**Job:**
Your task is to copy every line of the entries that contains "title".

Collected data
----
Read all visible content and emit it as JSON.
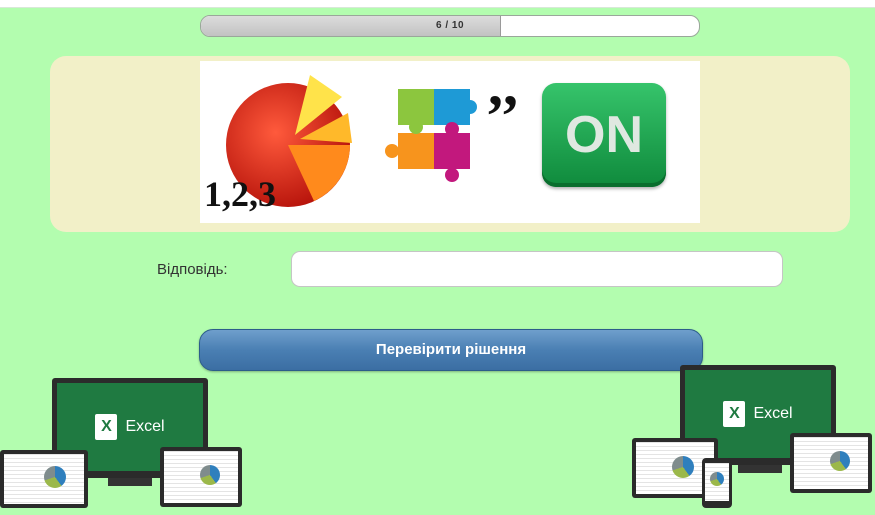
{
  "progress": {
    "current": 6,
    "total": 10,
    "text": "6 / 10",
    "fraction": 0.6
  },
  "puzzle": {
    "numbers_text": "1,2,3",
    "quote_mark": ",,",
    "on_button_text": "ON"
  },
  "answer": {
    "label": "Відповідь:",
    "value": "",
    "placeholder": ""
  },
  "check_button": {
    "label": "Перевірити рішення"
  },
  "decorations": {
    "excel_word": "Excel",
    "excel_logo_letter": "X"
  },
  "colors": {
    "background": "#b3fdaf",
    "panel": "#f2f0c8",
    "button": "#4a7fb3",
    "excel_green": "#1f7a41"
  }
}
----
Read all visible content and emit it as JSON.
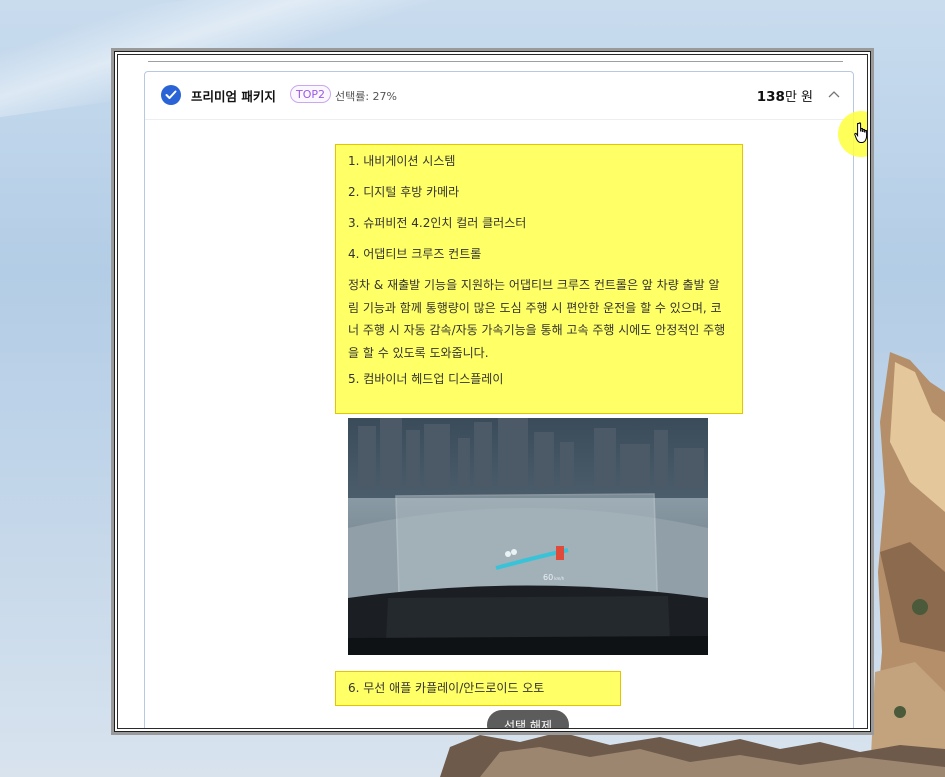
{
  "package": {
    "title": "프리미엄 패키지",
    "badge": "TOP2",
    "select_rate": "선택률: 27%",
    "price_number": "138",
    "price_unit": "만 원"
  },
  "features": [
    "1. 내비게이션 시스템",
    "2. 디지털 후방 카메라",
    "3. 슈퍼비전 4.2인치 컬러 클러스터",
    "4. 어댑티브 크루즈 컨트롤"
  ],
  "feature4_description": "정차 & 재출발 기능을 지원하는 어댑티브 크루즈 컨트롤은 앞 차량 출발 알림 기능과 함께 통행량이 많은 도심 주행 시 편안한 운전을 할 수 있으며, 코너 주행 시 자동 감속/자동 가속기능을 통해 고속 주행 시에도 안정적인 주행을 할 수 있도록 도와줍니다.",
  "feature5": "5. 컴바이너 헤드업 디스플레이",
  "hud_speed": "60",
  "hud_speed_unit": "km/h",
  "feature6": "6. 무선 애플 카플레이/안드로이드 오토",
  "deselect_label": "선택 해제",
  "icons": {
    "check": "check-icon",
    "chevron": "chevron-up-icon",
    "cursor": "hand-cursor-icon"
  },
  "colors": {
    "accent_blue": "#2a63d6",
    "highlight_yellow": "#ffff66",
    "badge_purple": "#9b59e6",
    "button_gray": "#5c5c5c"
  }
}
----
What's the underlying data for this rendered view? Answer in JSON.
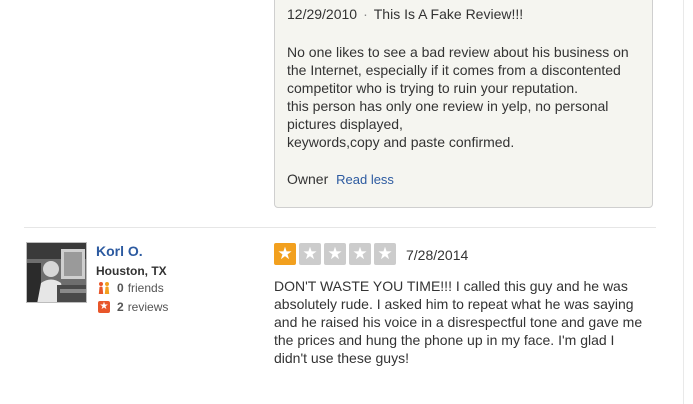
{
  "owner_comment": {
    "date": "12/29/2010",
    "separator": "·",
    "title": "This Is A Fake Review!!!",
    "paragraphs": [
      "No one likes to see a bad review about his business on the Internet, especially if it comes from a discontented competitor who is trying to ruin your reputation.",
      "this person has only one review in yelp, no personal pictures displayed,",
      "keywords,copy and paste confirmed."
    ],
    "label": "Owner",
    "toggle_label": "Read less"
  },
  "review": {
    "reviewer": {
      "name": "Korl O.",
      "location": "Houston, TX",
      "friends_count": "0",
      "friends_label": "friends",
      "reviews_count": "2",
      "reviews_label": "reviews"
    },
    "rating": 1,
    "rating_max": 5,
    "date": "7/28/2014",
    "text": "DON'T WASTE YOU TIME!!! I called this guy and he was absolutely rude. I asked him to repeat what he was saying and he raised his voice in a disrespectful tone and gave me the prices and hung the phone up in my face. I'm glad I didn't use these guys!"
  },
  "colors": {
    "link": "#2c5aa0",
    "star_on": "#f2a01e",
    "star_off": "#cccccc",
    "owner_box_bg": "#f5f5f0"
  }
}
----
**Solved problem:**
    "title": "프리미엄 패키지",
    "title": "This Is A Fake Review!!!",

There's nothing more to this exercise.